### Supplied material:
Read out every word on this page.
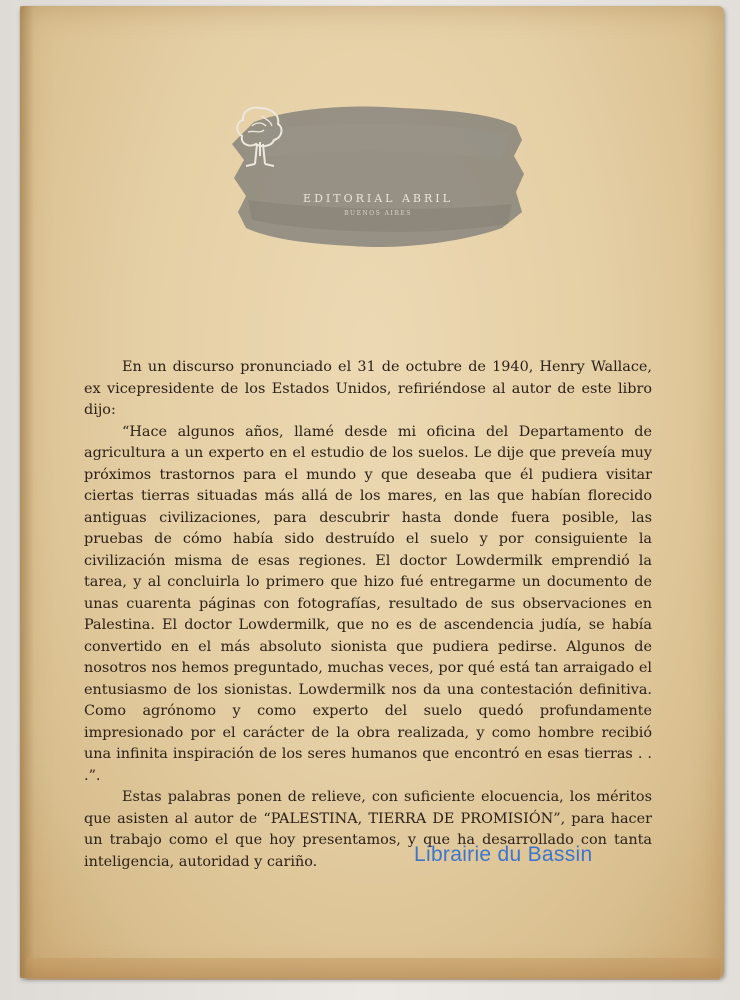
EDITORIAL ABRIL
BUENOS AIRES

En un discurso pronunciado el 31 de octubre de 1940, Henry Wallace, ex vicepresidente de los Estados Unidos, refiriéndose al autor de este libro dijo:

“Hace algunos años, llamé desde mi oficina del Departamento de agricultura a un experto en el estudio de los suelos. Le dije que preveía muy próximos trastornos para el mundo y que deseaba que él pudiera visitar ciertas tierras situadas más allá de los mares, en las que habían florecido antiguas civilizaciones, para descubrir hasta donde fuera posible, las pruebas de cómo había sido destruído el suelo y por consiguiente la civilización misma de esas regiones. El doctor Lowdermilk emprendió la tarea, y al concluirla lo primero que hizo fué entregarme un documento de unas cuarenta páginas con fotografías, resultado de sus observaciones en Palestina. El doctor Lowdermilk, que no es de ascendencia judía, se había convertido en el más absoluto sionista que pudiera pedirse. Algunos de nosotros nos hemos preguntado, muchas veces, por qué está tan arraigado el entusiasmo de los sionistas. Lowdermilk nos da una contestación definitiva. Como agrónomo y como experto del suelo quedó profundamente impresionado por el carácter de la obra realizada, y como hombre recibió una infinita inspiración de los seres humanos que encontró en esas tierras . . .”.

Estas palabras ponen de relieve, con suficiente elocuencia, los méritos que asisten al autor de “PALESTINA, TIERRA DE PROMISIÓN”, para hacer un trabajo como el que hoy presentamos, y que ha desarrollado con tanta inteligencia, autoridad y cariño.	Librairie du Bassin
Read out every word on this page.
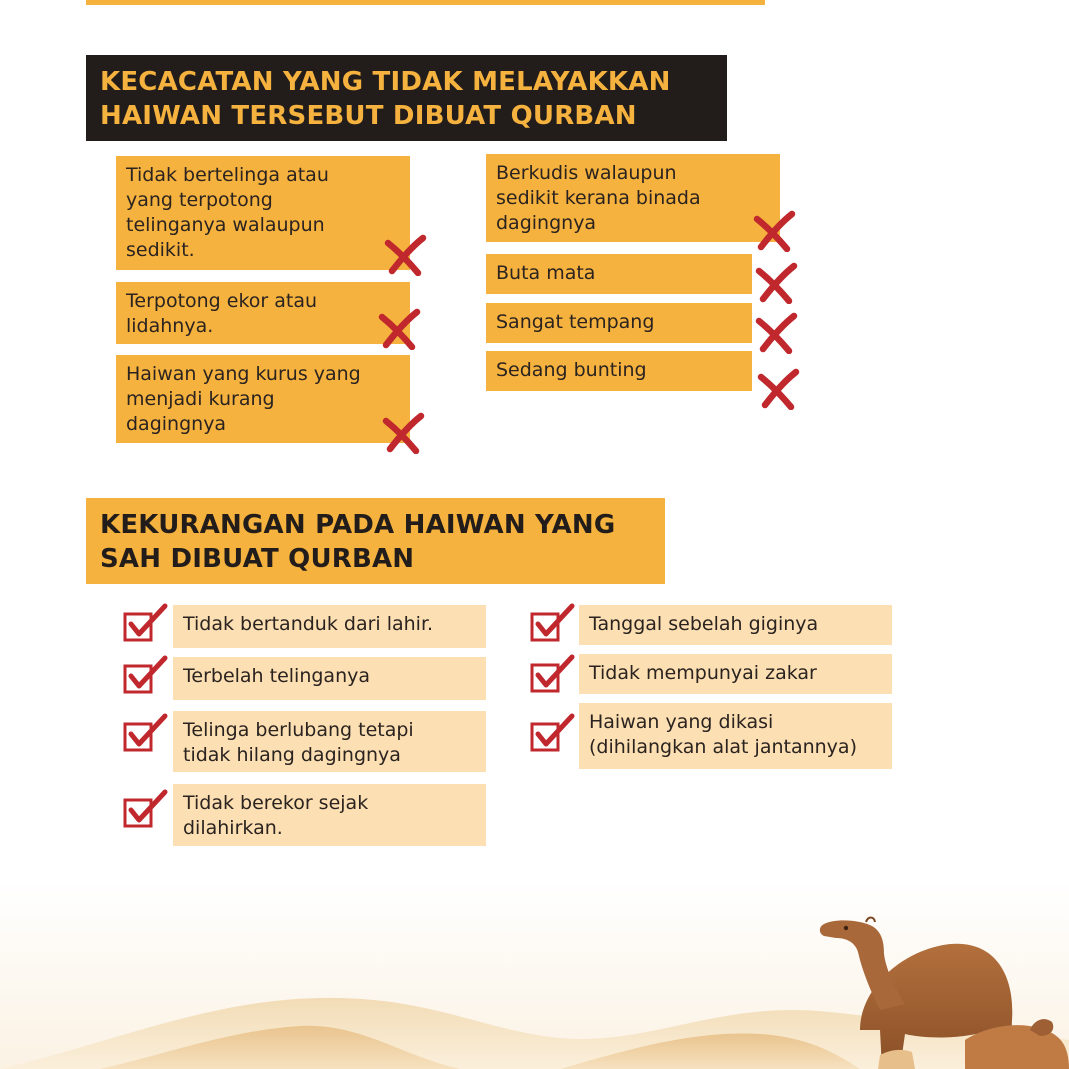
KECACATAN YANG TIDAK MELAYAKKAN
HAIWAN TERSEBUT DIBUAT QURBAN
Tidak bertelinga atau
yang terpotong
telinganya walaupun
sedikit.
Terpotong ekor atau
lidahnya.
Haiwan yang kurus yang
menjadi kurang
dagingnya
Berkudis walaupun
sedikit kerana binada
dagingnya
Buta mata
Sangat tempang
Sedang bunting
KEKURANGAN PADA HAIWAN YANG
SAH DIBUAT QURBAN
Tidak bertanduk dari lahir.
Terbelah telinganya
Telinga berlubang tetapi
tidak hilang dagingnya
Tidak berekor sejak
dilahirkan.
Tanggal sebelah giginya
Tidak mempunyai zakar
Haiwan yang dikasi
(dihilangkan alat jantannya)
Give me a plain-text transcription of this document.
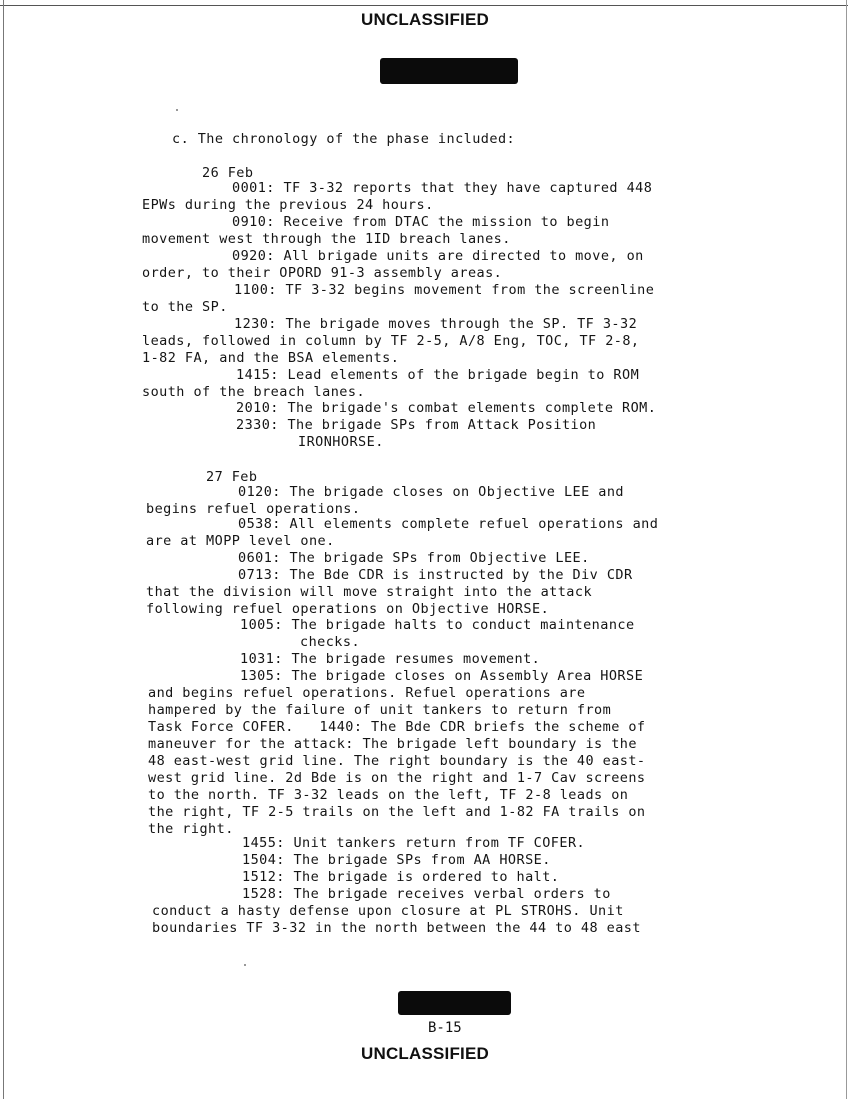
UNCLASSIFIED
c. The chronology of the phase included:
26 Feb
0001: TF 3-32 reports that they have captured 448
EPWs during the previous 24 hours.
0910: Receive from DTAC the mission to begin
movement west through the 1ID breach lanes.
0920: All brigade units are directed to move, on
order, to their OPORD 91-3 assembly areas.
1100: TF 3-32 begins movement from the screenline
to the SP.
1230: The brigade moves through the SP. TF 3-32
leads, followed in column by TF 2-5, A/8 Eng, TOC, TF 2-8,
1-82 FA, and the BSA elements.
1415: Lead elements of the brigade begin to ROM
south of the breach lanes.
2010: The brigade's combat elements complete ROM.
2330: The brigade SPs from Attack Position
IRONHORSE.
27 Feb
0120: The brigade closes on Objective LEE and
begins refuel operations.
0538: All elements complete refuel operations and
are at MOPP level one.
0601: The brigade SPs from Objective LEE.
0713: The Bde CDR is instructed by the Div CDR
that the division will move straight into the attack
following refuel operations on Objective HORSE.
1005: The brigade halts to conduct maintenance
checks.
1031: The brigade resumes movement.
1305: The brigade closes on Assembly Area HORSE
and begins refuel operations. Refuel operations are
hampered by the failure of unit tankers to return from
Task Force COFER.   1440: The Bde CDR briefs the scheme of
maneuver for the attack: The brigade left boundary is the
48 east-west grid line. The right boundary is the 40 east-
west grid line. 2d Bde is on the right and 1-7 Cav screens
to the north. TF 3-32 leads on the left, TF 2-8 leads on
the right, TF 2-5 trails on the left and 1-82 FA trails on
the right.
1455: Unit tankers return from TF COFER.
1504: The brigade SPs from AA HORSE.
1512: The brigade is ordered to halt.
1528: The brigade receives verbal orders to
conduct a hasty defense upon closure at PL STROHS. Unit
boundaries TF 3-32 in the north between the 44 to 48 east
B-15
UNCLASSIFIED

### Required work:
Reproduce each entry verbatim, excluding any embedded images.

### Task output:
Read out every word on this page.
EDITORIAL ABRIL
BUENOS AIRES

En un discurso pronunciado el 31 de octubre de 1940, Henry Wallace, ex vicepresidente de los Estados Unidos, refiriéndose al autor de este libro dijo:

“Hace algunos años, llamé desde mi oficina del Departamento de agricultura a un experto en el estudio de los suelos. Le dije que preveía muy próximos trastornos para el mundo y que deseaba que él pudiera visitar ciertas tierras situadas más allá de los mares, en las que habían florecido antiguas civilizaciones, para descubrir hasta donde fuera posible, las pruebas de cómo había sido destruído el suelo y por consiguiente la civilización misma de esas regiones. El doctor Lowdermilk emprendió la tarea, y al concluirla lo primero que hizo fué entregarme un documento de unas cuarenta páginas con fotografías, resultado de sus observaciones en Palestina. El doctor Lowdermilk, que no es de ascendencia judía, se había convertido en el más absoluto sionista que pudiera pedirse. Algunos de nosotros nos hemos preguntado, muchas veces, por qué está tan arraigado el entusiasmo de los sionistas. Lowdermilk nos da una contestación definitiva. Como agrónomo y como experto del suelo quedó profundamente impresionado por el carácter de la obra realizada, y como hombre recibió una infinita inspiración de los seres humanos que encontró en esas tierras . . .”.

Estas palabras ponen de relieve, con suficiente elocuencia, los méritos que asisten al autor de “PALESTINA, TIERRA DE PROMISIÓN”, para hacer un trabajo como el que hoy presentamos, y que ha desarrollado con tanta inteligencia, autoridad y cariño.	Librairie du Bassin
Read out every word on this page.
KECACATAN YANG TIDAK MELAYAKKAN
HAIWAN TERSEBUT DIBUAT QURBAN
Tidak bertelinga atau
yang terpotong
telinganya walaupun
sedikit.
Terpotong ekor atau
lidahnya.
Haiwan yang kurus yang
menjadi kurang
dagingnya
Berkudis walaupun
sedikit kerana binada
dagingnya
Buta mata
Sangat tempang
Sedang bunting
KEKURANGAN PADA HAIWAN YANG
SAH DIBUAT QURBAN
Tidak bertanduk dari lahir.
Terbelah telinganya
Telinga berlubang tetapi
tidak hilang dagingnya
Tidak berekor sejak
dilahirkan.
Tanggal sebelah giginya
Tidak mempunyai zakar
Haiwan yang dikasi
(dihilangkan alat jantannya)
Give me a plain-text transcription of this document.
UNCLASSIFIED
c. The chronology of the phase included:
26 Feb
0001: TF 3-32 reports that they have captured 448
EPWs during the previous 24 hours.
0910: Receive from DTAC the mission to begin
movement west through the 1ID breach lanes.
0920: All brigade units are directed to move, on
order, to their OPORD 91-3 assembly areas.
1100: TF 3-32 begins movement from the screenline
to the SP.
1230: The brigade moves through the SP. TF 3-32
leads, followed in column by TF 2-5, A/8 Eng, TOC, TF 2-8,
1-82 FA, and the BSA elements.
1415: Lead elements of the brigade begin to ROM
south of the breach lanes.
2010: The brigade's combat elements complete ROM.
2330: The brigade SPs from Attack Position
IRONHORSE.
27 Feb
0120: The brigade closes on Objective LEE and
begins refuel operations.
0538: All elements complete refuel operations and
are at MOPP level one.
0601: The brigade SPs from Objective LEE.
0713: The Bde CDR is instructed by the Div CDR
that the division will move straight into the attack
following refuel operations on Objective HORSE.
1005: The brigade halts to conduct maintenance
checks.
1031: The brigade resumes movement.
1305: The brigade closes on Assembly Area HORSE
and begins refuel operations. Refuel operations are
hampered by the failure of unit tankers to return from
Task Force COFER.   1440: The Bde CDR briefs the scheme of
maneuver for the attack: The brigade left boundary is the
48 east-west grid line. The right boundary is the 40 east-
west grid line. 2d Bde is on the right and 1-7 Cav screens
to the north. TF 3-32 leads on the left, TF 2-8 leads on
the right, TF 2-5 trails on the left and 1-82 FA trails on
the right.
1455: Unit tankers return from TF COFER.
1504: The brigade SPs from AA HORSE.
1512: The brigade is ordered to halt.
1528: The brigade receives verbal orders to
conduct a hasty defense upon closure at PL STROHS. Unit
boundaries TF 3-32 in the north between the 44 to 48 east
B-15
UNCLASSIFIED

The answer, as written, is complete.